Work required: Pick out the lines below with "this" and list them.
....................
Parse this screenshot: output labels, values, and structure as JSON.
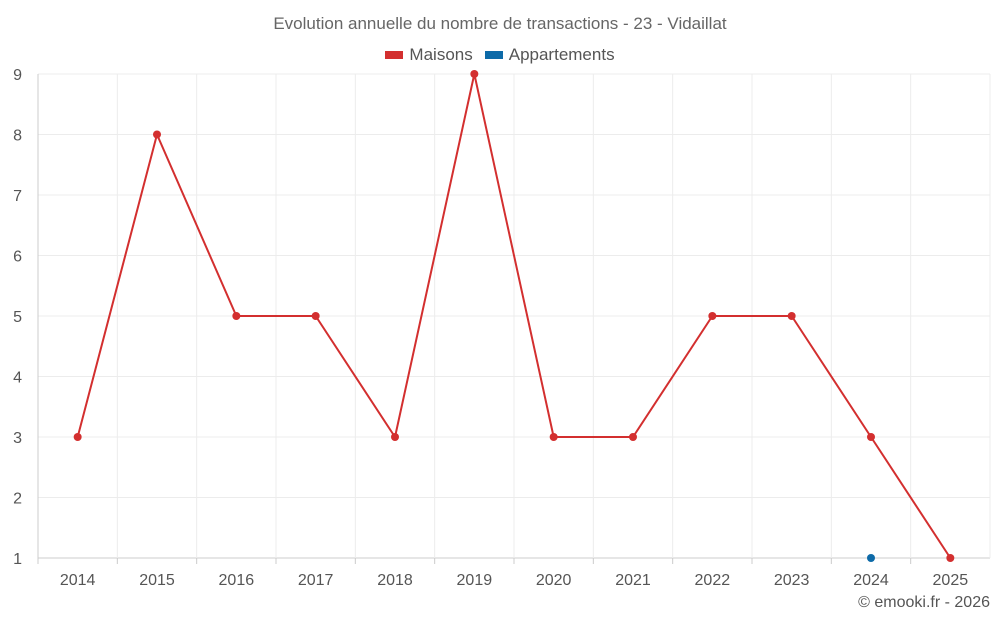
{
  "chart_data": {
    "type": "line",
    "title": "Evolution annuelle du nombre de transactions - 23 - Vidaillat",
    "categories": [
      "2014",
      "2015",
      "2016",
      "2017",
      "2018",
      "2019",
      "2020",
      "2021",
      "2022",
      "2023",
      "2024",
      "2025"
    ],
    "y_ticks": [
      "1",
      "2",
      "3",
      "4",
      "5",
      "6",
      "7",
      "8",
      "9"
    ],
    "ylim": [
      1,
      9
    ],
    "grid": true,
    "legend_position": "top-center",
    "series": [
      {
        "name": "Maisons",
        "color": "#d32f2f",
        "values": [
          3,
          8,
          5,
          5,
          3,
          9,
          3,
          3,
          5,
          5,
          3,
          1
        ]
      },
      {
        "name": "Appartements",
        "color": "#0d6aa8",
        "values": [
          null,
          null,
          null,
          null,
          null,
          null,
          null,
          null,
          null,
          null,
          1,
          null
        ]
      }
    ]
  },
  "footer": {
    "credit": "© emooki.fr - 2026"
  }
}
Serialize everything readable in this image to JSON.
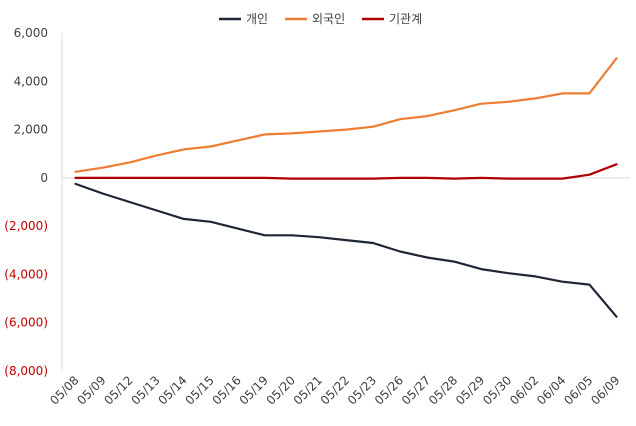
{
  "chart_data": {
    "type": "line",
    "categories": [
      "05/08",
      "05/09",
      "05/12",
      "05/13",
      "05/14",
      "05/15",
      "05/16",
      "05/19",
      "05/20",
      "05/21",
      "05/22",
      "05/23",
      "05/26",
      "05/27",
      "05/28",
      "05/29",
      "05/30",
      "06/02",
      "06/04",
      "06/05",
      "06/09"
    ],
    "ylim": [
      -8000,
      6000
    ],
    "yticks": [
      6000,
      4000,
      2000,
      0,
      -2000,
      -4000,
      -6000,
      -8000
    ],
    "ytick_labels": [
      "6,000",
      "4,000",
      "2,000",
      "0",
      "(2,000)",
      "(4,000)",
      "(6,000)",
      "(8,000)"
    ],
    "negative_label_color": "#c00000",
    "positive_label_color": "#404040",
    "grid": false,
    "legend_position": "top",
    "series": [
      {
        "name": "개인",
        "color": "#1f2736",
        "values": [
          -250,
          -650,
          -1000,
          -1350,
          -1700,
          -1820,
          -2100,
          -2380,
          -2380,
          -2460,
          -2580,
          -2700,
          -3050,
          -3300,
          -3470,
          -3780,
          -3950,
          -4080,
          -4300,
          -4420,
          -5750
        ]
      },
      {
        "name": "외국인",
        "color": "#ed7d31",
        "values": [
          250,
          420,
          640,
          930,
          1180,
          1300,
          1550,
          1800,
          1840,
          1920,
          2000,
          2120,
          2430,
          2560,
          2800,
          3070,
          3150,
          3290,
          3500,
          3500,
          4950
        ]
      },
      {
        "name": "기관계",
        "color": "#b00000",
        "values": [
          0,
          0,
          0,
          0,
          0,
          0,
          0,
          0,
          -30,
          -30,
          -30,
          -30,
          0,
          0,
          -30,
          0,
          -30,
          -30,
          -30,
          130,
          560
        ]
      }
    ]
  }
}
....................
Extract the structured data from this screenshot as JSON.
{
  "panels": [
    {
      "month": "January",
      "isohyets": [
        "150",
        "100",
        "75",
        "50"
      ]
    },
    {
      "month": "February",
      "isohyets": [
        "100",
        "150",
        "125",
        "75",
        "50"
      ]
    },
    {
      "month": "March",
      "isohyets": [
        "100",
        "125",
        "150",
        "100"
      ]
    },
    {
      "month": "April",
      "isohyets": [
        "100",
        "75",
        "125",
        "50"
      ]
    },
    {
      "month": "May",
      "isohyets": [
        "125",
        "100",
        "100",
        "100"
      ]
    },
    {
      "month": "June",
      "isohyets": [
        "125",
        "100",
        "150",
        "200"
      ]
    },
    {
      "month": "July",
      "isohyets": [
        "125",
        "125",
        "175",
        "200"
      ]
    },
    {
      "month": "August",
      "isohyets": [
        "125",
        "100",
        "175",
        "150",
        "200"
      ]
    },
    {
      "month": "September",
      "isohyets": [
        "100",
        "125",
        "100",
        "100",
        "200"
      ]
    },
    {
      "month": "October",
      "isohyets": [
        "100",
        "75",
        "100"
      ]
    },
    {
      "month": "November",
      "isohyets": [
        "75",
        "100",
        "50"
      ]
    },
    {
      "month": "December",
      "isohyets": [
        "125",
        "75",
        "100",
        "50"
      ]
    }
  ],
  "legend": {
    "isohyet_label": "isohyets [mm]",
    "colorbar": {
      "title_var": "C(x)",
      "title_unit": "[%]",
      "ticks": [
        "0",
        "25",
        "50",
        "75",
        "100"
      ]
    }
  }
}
....................
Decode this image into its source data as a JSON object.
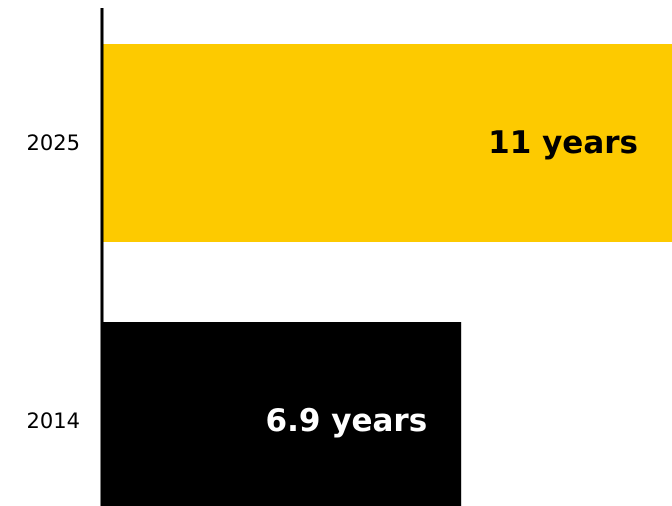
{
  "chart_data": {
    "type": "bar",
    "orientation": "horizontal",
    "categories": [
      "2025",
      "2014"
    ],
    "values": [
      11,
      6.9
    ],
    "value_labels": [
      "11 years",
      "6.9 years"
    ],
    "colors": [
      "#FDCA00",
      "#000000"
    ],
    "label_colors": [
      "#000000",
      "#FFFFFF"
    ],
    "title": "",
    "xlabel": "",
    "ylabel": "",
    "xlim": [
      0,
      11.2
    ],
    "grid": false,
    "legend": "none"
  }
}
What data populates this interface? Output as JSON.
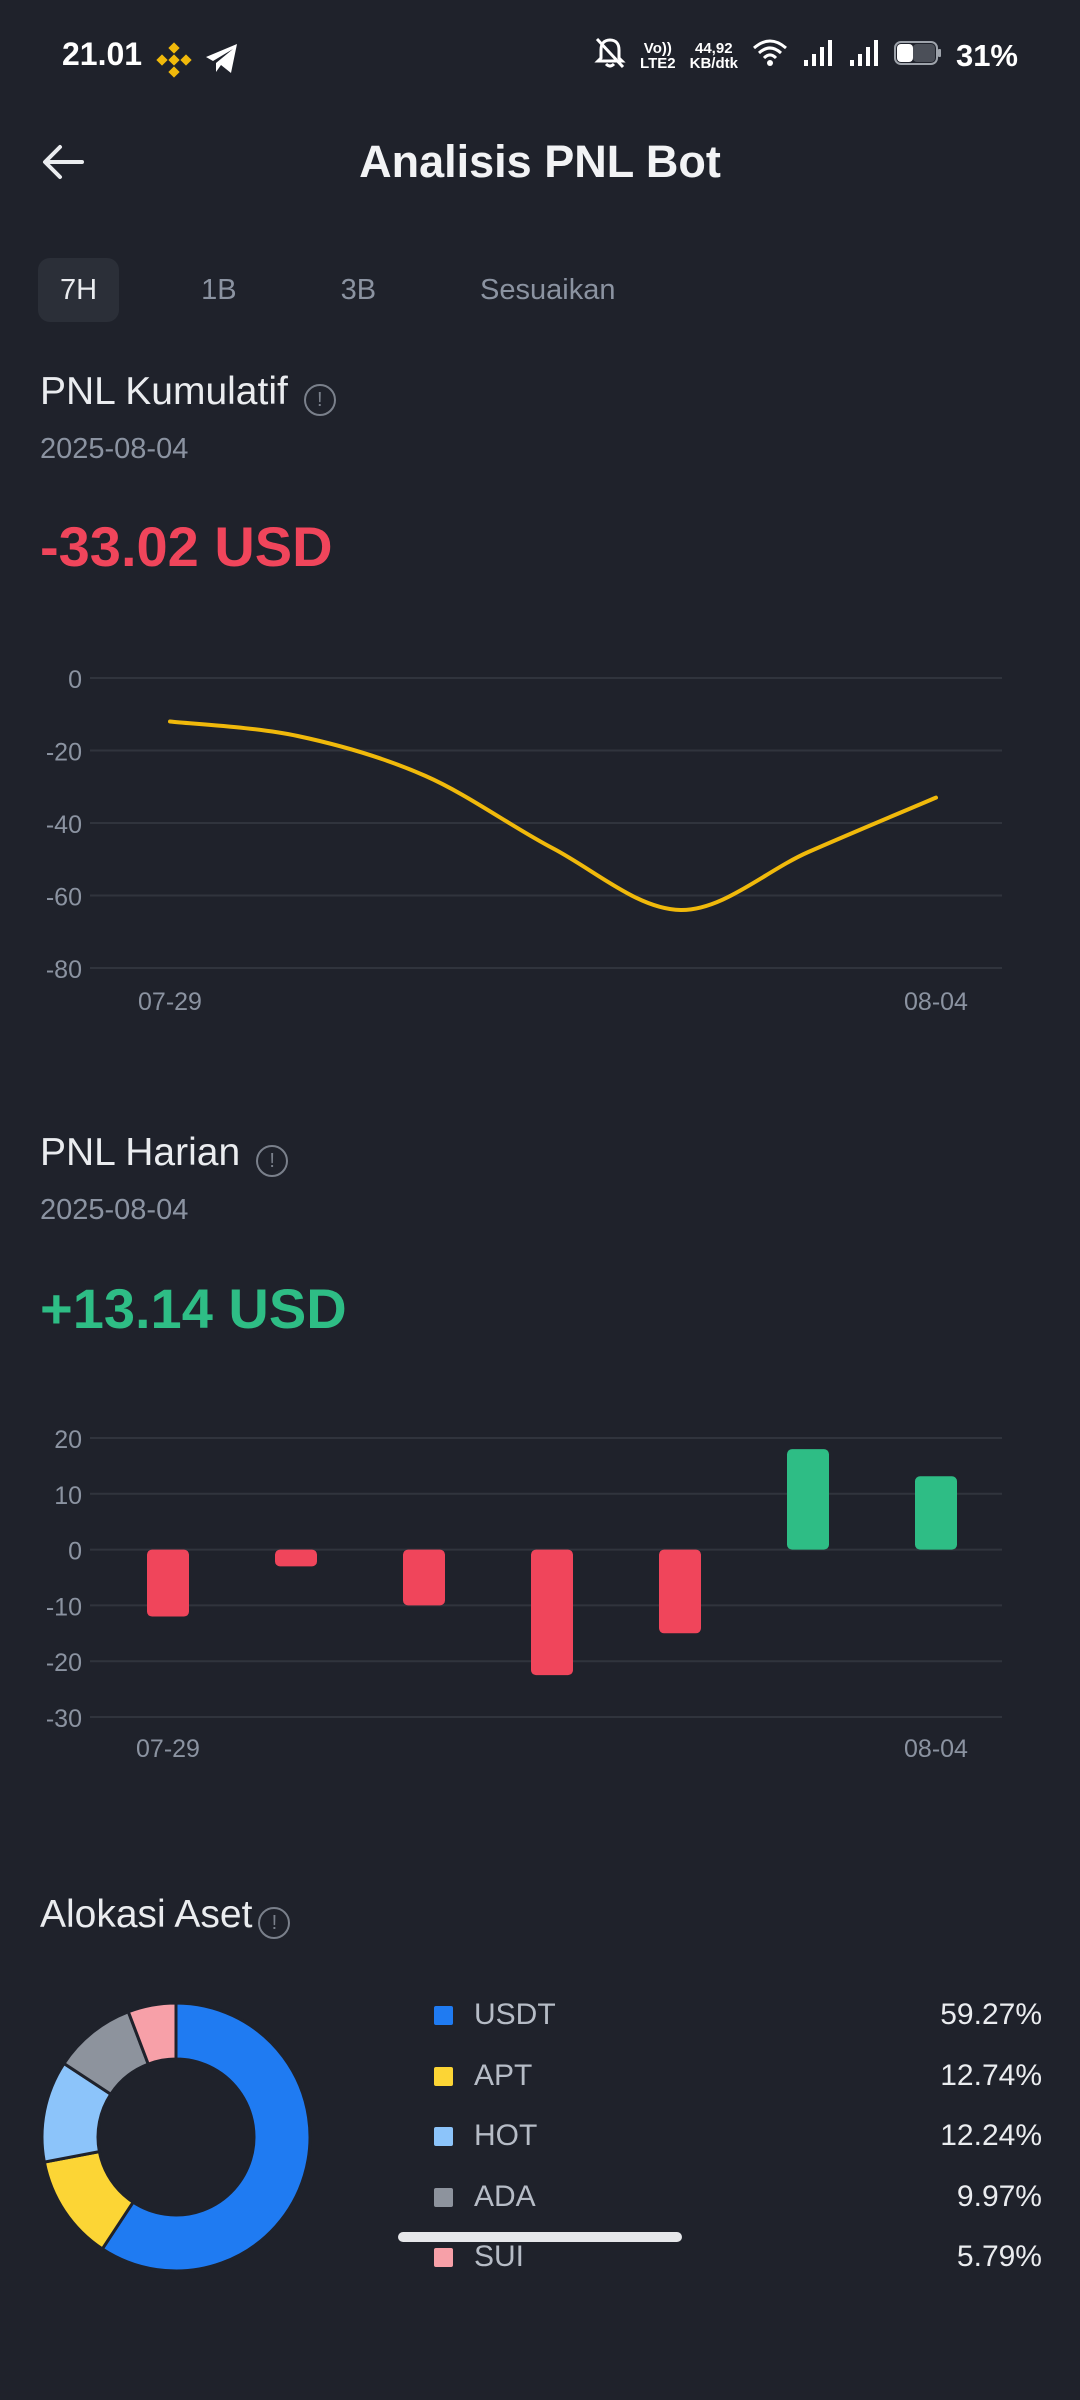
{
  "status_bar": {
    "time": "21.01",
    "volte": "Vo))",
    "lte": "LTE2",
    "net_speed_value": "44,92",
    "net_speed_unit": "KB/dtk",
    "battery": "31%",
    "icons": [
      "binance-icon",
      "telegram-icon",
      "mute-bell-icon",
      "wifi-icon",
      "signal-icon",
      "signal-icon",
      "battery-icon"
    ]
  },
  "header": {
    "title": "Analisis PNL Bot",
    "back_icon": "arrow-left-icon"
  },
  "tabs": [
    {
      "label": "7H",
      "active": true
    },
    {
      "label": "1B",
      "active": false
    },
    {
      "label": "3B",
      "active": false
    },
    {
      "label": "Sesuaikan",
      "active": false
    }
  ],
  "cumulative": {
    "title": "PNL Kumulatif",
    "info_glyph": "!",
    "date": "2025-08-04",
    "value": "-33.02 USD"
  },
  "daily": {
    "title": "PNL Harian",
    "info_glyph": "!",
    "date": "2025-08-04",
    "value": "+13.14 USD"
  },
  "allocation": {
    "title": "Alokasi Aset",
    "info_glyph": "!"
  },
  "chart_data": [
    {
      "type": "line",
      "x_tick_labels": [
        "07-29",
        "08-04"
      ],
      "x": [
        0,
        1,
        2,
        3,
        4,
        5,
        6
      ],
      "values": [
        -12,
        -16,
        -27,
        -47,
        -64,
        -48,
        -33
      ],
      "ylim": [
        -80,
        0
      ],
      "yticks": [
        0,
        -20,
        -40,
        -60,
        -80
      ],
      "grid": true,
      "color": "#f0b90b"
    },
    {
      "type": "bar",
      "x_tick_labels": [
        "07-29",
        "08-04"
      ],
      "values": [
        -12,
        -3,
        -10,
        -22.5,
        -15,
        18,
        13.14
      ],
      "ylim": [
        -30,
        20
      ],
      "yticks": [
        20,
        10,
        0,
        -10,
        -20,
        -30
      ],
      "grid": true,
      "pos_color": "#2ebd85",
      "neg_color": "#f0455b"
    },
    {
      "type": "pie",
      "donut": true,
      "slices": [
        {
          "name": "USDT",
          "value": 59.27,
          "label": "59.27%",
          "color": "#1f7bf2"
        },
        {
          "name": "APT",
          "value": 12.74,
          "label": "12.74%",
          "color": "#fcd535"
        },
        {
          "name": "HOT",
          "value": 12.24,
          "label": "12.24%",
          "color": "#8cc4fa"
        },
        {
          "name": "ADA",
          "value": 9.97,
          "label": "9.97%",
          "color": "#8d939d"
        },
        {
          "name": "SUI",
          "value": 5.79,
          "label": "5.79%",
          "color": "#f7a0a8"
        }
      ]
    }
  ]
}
....................
Exercise solution:
Parse this screenshot: output labels, values, and structure as JSON.
Serialize everything readable in this image to JSON.
Extract the structured data from this screenshot as JSON.
Decode this image into its source data as a JSON object.
What data populates this interface? Output as JSON.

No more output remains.